__Task instructions__.
In the records below, work out how many lines hold the word "предусмотрено". Report the number alone.

[Data items]
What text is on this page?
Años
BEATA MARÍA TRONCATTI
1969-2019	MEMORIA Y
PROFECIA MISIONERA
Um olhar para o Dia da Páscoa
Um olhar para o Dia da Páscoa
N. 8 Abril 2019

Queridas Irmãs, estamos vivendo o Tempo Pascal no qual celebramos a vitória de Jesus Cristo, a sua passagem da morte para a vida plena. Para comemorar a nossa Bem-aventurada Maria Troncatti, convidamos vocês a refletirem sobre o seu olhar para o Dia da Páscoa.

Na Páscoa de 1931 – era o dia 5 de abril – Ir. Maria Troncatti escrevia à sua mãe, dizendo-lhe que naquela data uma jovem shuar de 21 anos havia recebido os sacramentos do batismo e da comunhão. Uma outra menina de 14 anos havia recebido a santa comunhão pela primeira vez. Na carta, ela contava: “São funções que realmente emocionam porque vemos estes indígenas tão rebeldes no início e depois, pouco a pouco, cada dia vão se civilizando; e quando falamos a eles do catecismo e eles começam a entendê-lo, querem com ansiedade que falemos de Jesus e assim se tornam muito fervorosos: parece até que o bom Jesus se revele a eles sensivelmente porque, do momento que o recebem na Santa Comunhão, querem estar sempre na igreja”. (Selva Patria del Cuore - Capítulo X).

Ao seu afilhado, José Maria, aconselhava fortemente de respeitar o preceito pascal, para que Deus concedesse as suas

==

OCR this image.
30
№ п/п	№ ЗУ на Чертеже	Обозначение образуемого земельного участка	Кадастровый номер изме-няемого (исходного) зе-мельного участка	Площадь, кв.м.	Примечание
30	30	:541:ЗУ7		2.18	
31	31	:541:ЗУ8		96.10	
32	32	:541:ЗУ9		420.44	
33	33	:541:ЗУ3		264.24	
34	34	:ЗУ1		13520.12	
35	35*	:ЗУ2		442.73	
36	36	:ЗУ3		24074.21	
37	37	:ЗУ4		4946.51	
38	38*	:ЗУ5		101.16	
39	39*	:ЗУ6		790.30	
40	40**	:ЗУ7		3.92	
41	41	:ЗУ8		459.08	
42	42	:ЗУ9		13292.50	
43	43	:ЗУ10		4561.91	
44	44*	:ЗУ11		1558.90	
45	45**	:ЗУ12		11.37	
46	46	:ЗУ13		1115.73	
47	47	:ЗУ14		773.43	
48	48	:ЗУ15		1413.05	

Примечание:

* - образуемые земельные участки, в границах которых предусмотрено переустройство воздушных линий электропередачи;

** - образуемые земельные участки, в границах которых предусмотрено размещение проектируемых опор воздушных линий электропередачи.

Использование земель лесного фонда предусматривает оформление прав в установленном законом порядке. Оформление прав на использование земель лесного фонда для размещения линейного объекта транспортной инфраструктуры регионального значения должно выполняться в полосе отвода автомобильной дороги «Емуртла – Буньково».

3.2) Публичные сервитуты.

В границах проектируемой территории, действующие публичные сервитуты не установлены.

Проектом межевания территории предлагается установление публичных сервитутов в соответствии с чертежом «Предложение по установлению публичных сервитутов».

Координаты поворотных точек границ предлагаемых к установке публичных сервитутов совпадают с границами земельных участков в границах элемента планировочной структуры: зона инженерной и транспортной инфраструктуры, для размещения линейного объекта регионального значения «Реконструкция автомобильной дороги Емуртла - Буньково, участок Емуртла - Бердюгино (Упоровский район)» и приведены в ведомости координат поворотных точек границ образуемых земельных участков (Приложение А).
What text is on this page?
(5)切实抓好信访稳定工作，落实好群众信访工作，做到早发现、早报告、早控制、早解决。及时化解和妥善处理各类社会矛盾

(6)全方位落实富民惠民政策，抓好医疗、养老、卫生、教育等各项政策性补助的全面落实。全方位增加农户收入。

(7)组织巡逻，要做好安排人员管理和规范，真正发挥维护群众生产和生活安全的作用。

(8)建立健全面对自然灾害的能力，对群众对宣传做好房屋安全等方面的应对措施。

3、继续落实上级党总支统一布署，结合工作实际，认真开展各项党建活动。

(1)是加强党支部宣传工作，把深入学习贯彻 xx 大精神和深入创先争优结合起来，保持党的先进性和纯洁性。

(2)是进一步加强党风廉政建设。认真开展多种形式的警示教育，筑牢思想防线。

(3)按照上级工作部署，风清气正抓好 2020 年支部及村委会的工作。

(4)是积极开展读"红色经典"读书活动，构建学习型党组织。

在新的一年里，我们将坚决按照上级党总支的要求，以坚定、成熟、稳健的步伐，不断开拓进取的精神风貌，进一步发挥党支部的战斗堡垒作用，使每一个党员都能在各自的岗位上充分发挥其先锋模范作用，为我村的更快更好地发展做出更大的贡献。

* * *

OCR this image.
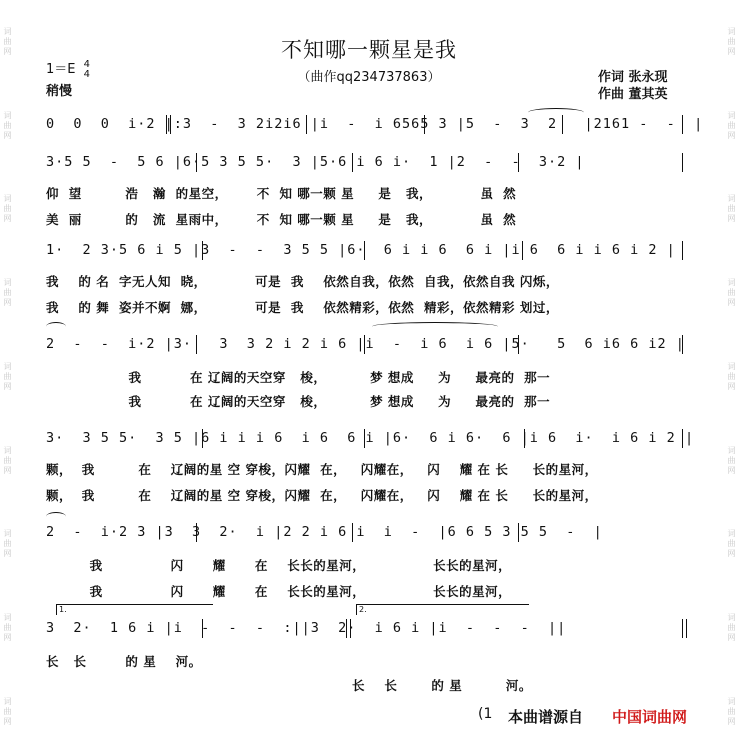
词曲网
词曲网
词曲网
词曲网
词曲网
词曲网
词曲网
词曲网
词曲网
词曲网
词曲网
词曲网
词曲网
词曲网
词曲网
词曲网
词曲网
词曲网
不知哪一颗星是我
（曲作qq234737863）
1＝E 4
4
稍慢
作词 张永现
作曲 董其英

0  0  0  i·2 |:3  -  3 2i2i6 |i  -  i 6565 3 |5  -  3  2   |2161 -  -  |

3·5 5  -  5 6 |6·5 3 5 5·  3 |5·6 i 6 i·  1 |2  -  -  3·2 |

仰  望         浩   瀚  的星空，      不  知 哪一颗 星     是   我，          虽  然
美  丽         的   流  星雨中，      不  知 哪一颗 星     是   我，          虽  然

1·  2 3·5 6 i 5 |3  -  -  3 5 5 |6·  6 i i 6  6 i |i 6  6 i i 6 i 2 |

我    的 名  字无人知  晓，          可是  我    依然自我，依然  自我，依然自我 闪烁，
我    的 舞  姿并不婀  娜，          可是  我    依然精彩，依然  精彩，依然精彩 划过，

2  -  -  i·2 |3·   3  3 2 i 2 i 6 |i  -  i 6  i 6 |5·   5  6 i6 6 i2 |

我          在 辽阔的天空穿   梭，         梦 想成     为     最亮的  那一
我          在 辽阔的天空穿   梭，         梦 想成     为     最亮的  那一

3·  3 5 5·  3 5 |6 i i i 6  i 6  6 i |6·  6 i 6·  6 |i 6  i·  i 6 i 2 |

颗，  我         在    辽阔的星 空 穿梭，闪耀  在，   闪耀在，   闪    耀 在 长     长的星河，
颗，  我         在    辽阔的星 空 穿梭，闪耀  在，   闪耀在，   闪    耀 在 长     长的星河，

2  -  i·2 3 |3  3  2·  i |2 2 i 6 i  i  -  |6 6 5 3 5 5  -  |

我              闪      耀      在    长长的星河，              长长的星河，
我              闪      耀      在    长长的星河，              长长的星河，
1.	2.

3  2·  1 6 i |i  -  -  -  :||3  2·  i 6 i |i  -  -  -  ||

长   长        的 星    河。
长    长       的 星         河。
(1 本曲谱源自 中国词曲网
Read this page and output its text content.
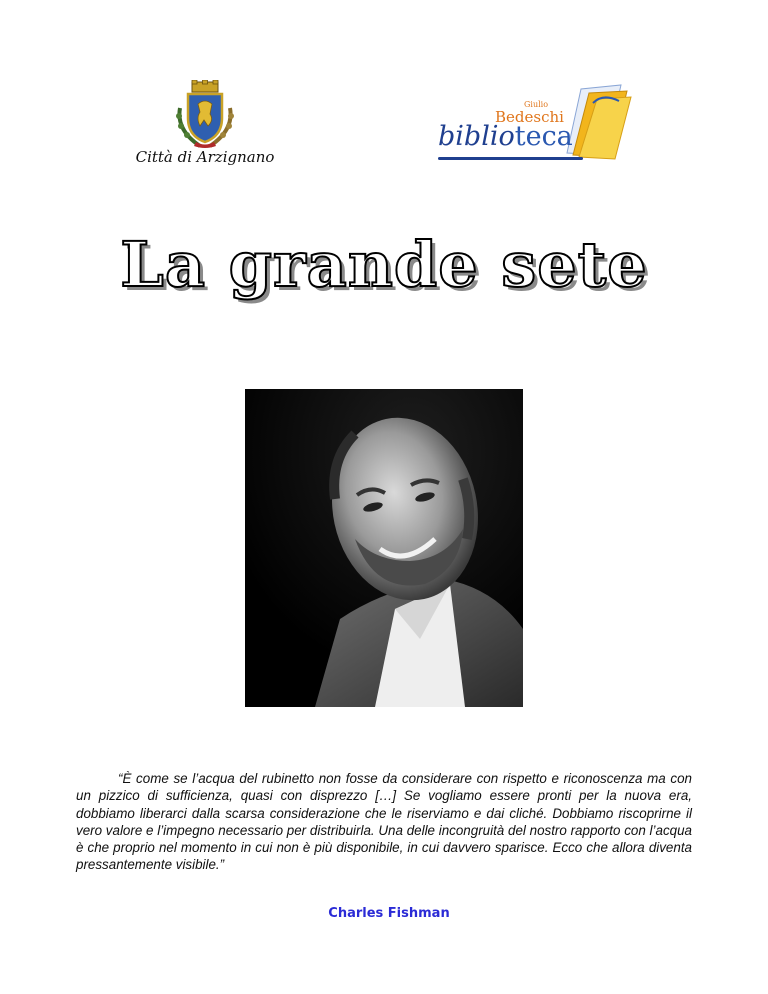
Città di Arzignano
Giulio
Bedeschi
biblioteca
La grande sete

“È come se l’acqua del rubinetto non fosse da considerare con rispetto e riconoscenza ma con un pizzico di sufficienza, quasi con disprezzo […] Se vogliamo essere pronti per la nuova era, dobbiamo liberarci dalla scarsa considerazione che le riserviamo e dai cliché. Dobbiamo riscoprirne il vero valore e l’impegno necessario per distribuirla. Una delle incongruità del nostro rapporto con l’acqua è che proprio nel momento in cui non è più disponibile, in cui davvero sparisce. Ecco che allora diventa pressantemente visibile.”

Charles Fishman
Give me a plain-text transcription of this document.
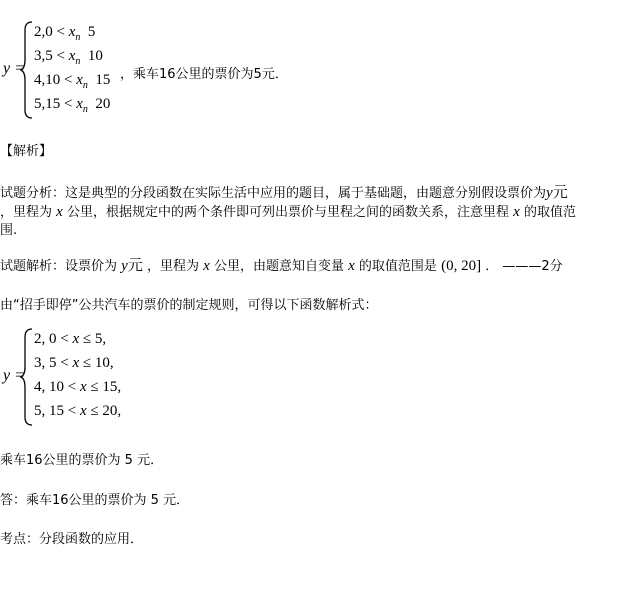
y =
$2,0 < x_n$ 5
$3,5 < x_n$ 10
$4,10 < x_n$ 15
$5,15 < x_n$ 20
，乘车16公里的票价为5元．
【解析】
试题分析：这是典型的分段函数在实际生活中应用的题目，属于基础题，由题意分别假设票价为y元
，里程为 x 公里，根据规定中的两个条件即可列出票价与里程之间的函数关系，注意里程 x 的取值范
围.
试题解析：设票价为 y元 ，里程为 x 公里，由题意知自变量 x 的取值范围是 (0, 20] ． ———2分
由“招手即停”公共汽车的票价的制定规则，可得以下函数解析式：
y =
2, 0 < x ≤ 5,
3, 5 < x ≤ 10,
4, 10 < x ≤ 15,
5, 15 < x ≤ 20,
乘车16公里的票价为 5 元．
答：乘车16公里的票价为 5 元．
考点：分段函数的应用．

__Written answer__.
2